===== STORED DATA
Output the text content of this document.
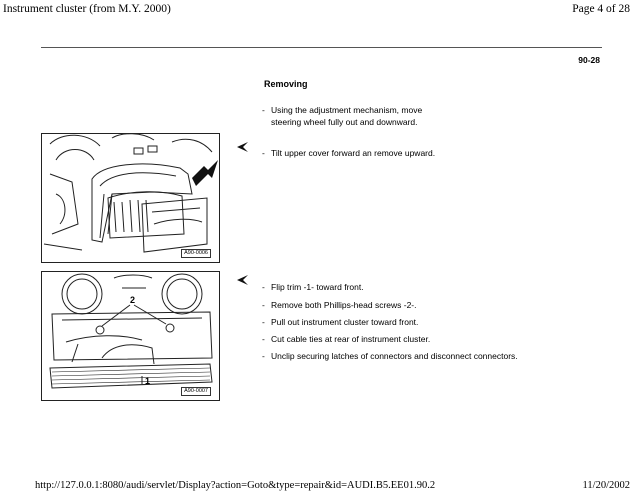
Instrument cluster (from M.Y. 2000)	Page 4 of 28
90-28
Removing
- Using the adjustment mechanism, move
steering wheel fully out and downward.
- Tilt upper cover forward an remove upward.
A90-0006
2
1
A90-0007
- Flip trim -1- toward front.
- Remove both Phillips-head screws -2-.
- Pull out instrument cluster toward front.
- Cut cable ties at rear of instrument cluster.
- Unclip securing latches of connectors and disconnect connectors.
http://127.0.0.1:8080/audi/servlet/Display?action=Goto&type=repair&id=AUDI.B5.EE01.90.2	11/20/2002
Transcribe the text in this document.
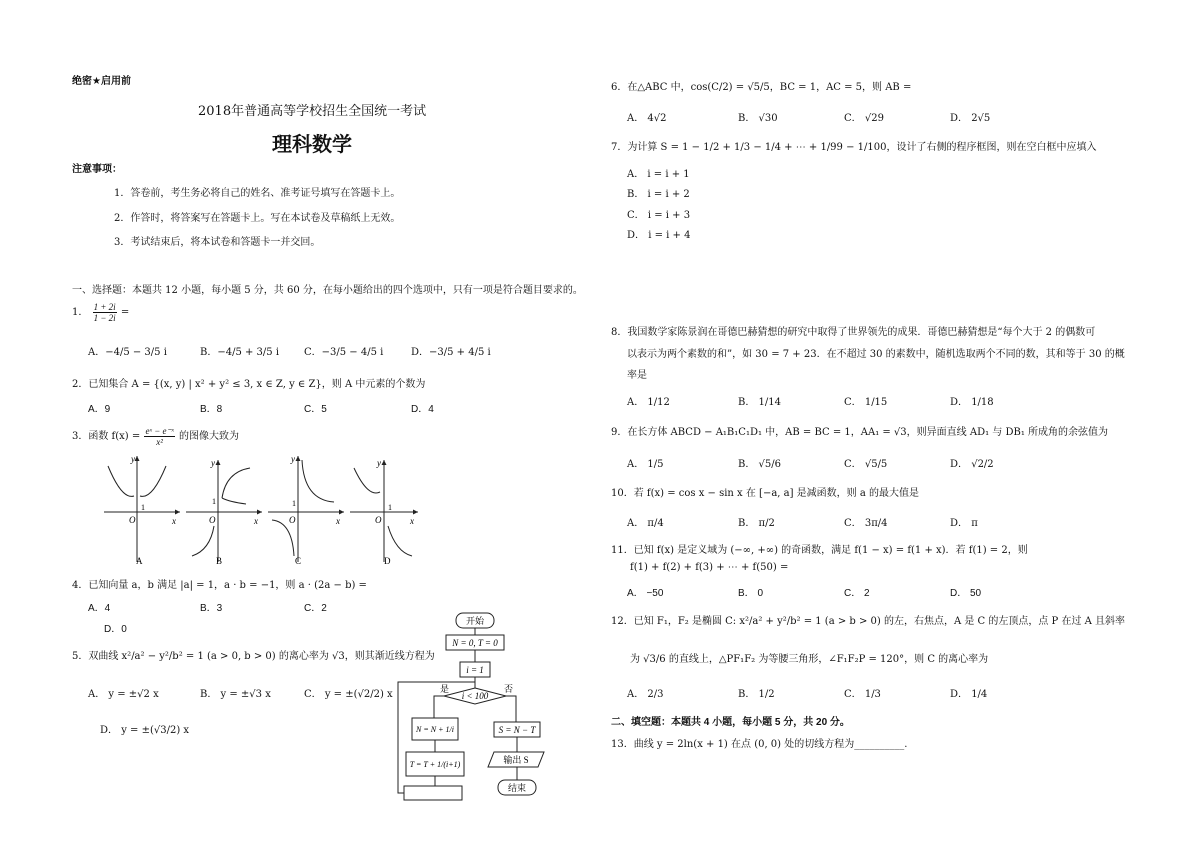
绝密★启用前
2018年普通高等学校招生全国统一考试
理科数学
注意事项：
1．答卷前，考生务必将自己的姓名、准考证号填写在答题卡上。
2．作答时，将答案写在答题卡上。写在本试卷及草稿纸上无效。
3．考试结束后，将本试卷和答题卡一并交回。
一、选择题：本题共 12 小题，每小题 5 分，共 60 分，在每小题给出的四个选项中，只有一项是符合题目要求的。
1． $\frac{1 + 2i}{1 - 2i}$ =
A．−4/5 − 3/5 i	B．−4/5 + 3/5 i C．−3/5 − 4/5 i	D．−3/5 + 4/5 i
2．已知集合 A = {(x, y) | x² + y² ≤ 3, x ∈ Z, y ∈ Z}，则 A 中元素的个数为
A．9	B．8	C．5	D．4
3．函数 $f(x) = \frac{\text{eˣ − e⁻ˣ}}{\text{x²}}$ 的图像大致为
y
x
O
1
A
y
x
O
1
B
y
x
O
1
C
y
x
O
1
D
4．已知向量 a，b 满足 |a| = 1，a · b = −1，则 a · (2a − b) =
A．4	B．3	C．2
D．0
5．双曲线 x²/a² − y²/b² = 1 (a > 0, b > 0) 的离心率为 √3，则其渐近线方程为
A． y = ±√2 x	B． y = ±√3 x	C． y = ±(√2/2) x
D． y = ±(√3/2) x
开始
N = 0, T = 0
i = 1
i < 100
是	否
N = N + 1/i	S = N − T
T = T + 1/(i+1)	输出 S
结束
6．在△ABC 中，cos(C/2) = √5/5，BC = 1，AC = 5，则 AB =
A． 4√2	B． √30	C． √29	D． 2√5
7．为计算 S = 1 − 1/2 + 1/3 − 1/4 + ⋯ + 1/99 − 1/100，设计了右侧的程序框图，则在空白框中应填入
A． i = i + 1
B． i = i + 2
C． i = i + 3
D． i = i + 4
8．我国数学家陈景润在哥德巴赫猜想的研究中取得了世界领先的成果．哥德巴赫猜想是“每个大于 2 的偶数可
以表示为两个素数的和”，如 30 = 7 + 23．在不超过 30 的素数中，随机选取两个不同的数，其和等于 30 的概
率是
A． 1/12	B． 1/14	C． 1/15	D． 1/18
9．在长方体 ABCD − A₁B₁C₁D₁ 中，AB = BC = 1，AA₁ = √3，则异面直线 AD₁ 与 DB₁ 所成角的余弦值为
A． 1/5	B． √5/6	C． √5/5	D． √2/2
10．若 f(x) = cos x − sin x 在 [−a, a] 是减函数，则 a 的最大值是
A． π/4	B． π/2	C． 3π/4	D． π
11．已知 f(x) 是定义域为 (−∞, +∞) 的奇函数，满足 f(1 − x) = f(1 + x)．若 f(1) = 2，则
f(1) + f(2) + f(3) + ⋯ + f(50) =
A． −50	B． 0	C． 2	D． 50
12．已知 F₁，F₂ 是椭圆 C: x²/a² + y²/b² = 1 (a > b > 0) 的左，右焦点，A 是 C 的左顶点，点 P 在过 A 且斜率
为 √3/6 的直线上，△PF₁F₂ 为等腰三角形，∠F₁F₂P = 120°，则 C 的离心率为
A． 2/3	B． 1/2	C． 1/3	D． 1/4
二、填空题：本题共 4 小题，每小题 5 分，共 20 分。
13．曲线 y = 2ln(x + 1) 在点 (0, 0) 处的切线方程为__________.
==========
WHAT YOU ARE ASKED TO DO: Print the entries above exactly, taking out only the pictures.

CORRECT RESULT:
Output the text content of this document.
Instrument cluster (from M.Y. 2000)	Page 4 of 28
90-28
Removing
- Using the adjustment mechanism, move
steering wheel fully out and downward.
- Tilt upper cover forward an remove upward.
A90-0006
2
1
A90-0007
- Flip trim -1- toward front.
- Remove both Phillips-head screws -2-.
- Pull out instrument cluster toward front.
- Cut cable ties at rear of instrument cluster.
- Unclip securing latches of connectors and disconnect connectors.
http://127.0.0.1:8080/audi/servlet/Display?action=Goto&type=repair&id=AUDI.B5.EE01.90.2	11/20/2002
Transcribe the text in this document.
绝密★启用前
2018年普通高等学校招生全国统一考试
理科数学
注意事项：
1．答卷前，考生务必将自己的姓名、准考证号填写在答题卡上。
2．作答时，将答案写在答题卡上。写在本试卷及草稿纸上无效。
3．考试结束后，将本试卷和答题卡一并交回。
一、选择题：本题共 12 小题，每小题 5 分，共 60 分，在每小题给出的四个选项中，只有一项是符合题目要求的。
1． $\frac{1 + 2i}{1 - 2i}$ =
A．−4/5 − 3/5 i	B．−4/5 + 3/5 i C．−3/5 − 4/5 i	D．−3/5 + 4/5 i
2．已知集合 A = {(x, y) | x² + y² ≤ 3, x ∈ Z, y ∈ Z}，则 A 中元素的个数为
A．9	B．8	C．5	D．4
3．函数 $f(x) = \frac{\text{eˣ − e⁻ˣ}}{\text{x²}}$ 的图像大致为
y
x
O
1
A
y
x
O
1
B
y
x
O
1
C
y
x
O
1
D
4．已知向量 a，b 满足 |a| = 1，a · b = −1，则 a · (2a − b) =
A．4	B．3	C．2
D．0
5．双曲线 x²/a² − y²/b² = 1 (a > 0, b > 0) 的离心率为 √3，则其渐近线方程为
A． y = ±√2 x	B． y = ±√3 x	C． y = ±(√2/2) x
D． y = ±(√3/2) x
开始
N = 0, T = 0
i = 1
i < 100
是	否
N = N + 1/i	S = N − T
T = T + 1/(i+1)	输出 S
结束
6．在△ABC 中，cos(C/2) = √5/5，BC = 1，AC = 5，则 AB =
A． 4√2	B． √30	C． √29	D． 2√5
7．为计算 S = 1 − 1/2 + 1/3 − 1/4 + ⋯ + 1/99 − 1/100，设计了右侧的程序框图，则在空白框中应填入
A． i = i + 1
B． i = i + 2
C． i = i + 3
D． i = i + 4
8．我国数学家陈景润在哥德巴赫猜想的研究中取得了世界领先的成果．哥德巴赫猜想是“每个大于 2 的偶数可
以表示为两个素数的和”，如 30 = 7 + 23．在不超过 30 的素数中，随机选取两个不同的数，其和等于 30 的概
率是
A． 1/12	B． 1/14	C． 1/15	D． 1/18
9．在长方体 ABCD − A₁B₁C₁D₁ 中，AB = BC = 1，AA₁ = √3，则异面直线 AD₁ 与 DB₁ 所成角的余弦值为
A． 1/5	B． √5/6	C． √5/5	D． √2/2
10．若 f(x) = cos x − sin x 在 [−a, a] 是减函数，则 a 的最大值是
A． π/4	B． π/2	C． 3π/4	D． π
11．已知 f(x) 是定义域为 (−∞, +∞) 的奇函数，满足 f(1 − x) = f(1 + x)．若 f(1) = 2，则
f(1) + f(2) + f(3) + ⋯ + f(50) =
A． −50	B． 0	C． 2	D． 50
12．已知 F₁，F₂ 是椭圆 C: x²/a² + y²/b² = 1 (a > b > 0) 的左，右焦点，A 是 C 的左顶点，点 P 在过 A 且斜率
为 √3/6 的直线上，△PF₁F₂ 为等腰三角形，∠F₁F₂P = 120°，则 C 的离心率为
A． 2/3	B． 1/2	C． 1/3	D． 1/4
二、填空题：本题共 4 小题，每小题 5 分，共 20 分。
13．曲线 y = 2ln(x + 1) 在点 (0, 0) 处的切线方程为__________.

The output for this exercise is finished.